[DIRECTIONS FOR THIS TASK] Find the line that contains "What data populates" in the entries below. Output it and each later line exactly, and nothing else.

** start **

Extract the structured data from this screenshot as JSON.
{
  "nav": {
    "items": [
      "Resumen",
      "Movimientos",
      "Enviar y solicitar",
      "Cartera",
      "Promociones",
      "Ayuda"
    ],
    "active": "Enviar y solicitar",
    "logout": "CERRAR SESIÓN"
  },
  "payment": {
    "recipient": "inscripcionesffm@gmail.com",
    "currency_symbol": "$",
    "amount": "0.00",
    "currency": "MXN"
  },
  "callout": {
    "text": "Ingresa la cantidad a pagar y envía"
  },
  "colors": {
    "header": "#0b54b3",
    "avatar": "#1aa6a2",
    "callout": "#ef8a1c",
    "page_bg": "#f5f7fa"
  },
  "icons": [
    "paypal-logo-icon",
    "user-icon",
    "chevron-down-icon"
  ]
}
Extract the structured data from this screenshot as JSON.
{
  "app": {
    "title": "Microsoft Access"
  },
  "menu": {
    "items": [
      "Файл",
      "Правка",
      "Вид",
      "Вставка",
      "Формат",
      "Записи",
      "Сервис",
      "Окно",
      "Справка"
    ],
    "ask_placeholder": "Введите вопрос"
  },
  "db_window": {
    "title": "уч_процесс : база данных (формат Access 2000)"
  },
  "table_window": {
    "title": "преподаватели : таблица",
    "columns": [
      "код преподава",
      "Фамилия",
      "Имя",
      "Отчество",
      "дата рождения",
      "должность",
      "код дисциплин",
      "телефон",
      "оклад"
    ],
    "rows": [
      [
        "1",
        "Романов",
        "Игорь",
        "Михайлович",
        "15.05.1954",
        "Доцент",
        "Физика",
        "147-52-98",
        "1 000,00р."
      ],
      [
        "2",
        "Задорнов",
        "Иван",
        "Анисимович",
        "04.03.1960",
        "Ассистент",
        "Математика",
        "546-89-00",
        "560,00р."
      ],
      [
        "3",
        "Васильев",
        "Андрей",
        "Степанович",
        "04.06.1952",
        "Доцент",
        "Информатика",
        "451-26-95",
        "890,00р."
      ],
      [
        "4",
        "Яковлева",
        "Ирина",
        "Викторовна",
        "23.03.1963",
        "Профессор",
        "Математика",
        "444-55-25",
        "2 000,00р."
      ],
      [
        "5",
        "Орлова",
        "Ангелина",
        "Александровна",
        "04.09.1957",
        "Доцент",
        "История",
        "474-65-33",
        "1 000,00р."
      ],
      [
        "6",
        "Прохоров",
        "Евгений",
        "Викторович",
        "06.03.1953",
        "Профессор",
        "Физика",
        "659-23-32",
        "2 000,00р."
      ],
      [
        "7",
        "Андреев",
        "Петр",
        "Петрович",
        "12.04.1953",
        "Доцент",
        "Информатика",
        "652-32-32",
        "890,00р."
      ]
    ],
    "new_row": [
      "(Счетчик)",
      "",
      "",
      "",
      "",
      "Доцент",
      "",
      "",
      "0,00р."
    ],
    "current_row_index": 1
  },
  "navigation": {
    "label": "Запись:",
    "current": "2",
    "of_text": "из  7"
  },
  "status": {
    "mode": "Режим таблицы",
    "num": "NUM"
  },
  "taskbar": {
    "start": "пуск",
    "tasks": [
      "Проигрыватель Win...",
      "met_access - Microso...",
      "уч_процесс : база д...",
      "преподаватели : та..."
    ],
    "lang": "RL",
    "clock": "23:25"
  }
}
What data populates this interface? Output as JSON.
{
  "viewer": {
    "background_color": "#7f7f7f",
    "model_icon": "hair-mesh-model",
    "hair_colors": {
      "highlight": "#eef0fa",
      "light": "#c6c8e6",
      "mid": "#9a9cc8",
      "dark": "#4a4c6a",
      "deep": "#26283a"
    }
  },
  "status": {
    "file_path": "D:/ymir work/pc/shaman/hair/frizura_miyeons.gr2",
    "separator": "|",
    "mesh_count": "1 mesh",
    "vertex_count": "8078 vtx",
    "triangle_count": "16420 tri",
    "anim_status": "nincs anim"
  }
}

** end **

[EXERCISE RESULT]
What data populates this interface? Output as JSON.
{
  "viewer": {
    "background_color": "#7f7f7f",
    "model_icon": "hair-mesh-model",
    "hair_colors": {
      "highlight": "#eef0fa",
      "light": "#c6c8e6",
      "mid": "#9a9cc8",
      "dark": "#4a4c6a",
      "deep": "#26283a"
    }
  },
  "status": {
    "file_path": "D:/ymir work/pc/shaman/hair/frizura_miyeons.gr2",
    "separator": "|",
    "mesh_count": "1 mesh",
    "vertex_count": "8078 vtx",
    "triangle_count": "16420 tri",
    "anim_status": "nincs anim"
  }
}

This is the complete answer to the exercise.